What needs to be done :: Each record below is to be reproduced without any change.

>>>>

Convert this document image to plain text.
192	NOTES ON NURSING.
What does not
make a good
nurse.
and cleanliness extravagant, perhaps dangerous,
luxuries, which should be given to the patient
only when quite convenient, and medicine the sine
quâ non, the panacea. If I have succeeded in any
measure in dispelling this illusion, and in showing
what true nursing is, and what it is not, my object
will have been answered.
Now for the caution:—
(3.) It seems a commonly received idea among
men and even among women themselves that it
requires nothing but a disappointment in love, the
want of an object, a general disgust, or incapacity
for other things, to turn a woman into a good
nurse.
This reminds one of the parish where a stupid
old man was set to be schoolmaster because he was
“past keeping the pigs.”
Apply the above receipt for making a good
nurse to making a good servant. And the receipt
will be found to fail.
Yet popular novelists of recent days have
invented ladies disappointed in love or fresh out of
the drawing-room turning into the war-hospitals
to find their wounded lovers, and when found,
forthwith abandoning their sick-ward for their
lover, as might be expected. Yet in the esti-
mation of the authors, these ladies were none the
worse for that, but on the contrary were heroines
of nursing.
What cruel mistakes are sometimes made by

<<<<

Response ::
Convert this document image to plain text.
192	NOTES ON NURSING.
What does not
make a good
nurse.
and cleanliness extravagant, perhaps dangerous,
luxuries, which should be given to the patient
only when quite convenient, and medicine the sine
quâ non, the panacea. If I have succeeded in any
measure in dispelling this illusion, and in showing
what true nursing is, and what it is not, my object
will have been answered.
Now for the caution:—
(3.) It seems a commonly received idea among
men and even among women themselves that it
requires nothing but a disappointment in love, the
want of an object, a general disgust, or incapacity
for other things, to turn a woman into a good
nurse.
This reminds one of the parish where a stupid
old man was set to be schoolmaster because he was
“past keeping the pigs.”
Apply the above receipt for making a good
nurse to making a good servant. And the receipt
will be found to fail.
Yet popular novelists of recent days have
invented ladies disappointed in love or fresh out of
the drawing-room turning into the war-hospitals
to find their wounded lovers, and when found,
forthwith abandoning their sick-ward for their
lover, as might be expected. Yet in the esti-
mation of the authors, these ladies were none the
worse for that, but on the contrary were heroines
of nursing.
What cruel mistakes are sometimes made by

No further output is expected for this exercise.